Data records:
※

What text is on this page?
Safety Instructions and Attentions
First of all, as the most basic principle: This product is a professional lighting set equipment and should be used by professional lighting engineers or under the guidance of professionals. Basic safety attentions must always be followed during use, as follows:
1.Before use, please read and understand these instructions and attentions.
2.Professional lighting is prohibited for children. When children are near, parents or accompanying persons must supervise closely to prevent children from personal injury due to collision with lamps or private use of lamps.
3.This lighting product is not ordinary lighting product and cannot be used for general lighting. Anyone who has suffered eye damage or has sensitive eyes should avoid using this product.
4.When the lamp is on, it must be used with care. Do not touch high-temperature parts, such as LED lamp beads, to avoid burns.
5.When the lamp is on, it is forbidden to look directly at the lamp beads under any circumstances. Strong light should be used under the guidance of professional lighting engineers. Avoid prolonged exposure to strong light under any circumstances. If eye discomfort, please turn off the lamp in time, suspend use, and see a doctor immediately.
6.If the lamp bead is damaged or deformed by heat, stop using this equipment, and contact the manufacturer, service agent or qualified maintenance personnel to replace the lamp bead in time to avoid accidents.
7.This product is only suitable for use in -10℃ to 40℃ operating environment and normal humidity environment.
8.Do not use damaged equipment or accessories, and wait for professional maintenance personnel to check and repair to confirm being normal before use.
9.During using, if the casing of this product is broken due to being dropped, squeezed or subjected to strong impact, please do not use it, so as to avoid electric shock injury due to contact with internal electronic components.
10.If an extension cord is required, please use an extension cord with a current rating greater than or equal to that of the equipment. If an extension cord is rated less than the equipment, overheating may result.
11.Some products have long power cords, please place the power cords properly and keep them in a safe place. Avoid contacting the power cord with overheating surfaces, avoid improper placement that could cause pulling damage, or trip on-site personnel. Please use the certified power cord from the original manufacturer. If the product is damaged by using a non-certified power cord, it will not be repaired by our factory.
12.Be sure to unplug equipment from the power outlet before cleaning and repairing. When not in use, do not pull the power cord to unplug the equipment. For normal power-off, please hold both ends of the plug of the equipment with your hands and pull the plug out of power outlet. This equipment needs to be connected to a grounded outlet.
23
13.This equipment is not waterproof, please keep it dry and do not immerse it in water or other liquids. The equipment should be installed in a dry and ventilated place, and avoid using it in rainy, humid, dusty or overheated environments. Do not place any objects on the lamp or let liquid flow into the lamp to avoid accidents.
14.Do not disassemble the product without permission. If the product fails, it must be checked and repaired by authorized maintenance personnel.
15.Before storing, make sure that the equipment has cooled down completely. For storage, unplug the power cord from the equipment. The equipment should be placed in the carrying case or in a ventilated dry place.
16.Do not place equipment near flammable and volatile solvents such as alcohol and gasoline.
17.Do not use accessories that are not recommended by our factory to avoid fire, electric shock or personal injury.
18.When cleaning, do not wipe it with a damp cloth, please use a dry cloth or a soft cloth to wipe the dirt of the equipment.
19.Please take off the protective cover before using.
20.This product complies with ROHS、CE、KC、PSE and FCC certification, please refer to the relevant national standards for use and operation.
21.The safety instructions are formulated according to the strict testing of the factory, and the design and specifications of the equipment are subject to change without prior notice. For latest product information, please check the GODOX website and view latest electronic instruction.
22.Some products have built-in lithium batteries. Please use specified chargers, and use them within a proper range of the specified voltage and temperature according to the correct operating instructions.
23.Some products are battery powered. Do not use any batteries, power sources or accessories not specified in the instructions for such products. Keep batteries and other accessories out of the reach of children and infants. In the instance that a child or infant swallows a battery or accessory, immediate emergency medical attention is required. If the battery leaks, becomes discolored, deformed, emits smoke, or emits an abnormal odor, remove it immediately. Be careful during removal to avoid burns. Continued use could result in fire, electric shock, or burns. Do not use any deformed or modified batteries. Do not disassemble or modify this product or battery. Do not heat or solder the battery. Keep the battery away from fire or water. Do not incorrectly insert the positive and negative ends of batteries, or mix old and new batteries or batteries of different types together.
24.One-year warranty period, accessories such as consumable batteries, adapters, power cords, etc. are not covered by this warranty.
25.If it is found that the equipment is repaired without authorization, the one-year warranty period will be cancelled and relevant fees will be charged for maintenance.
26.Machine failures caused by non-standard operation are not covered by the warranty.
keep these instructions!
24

※

• [Given task]: Using the listing above, state the number of lines that hold "year", with no other text.

• [Exercise result]: 2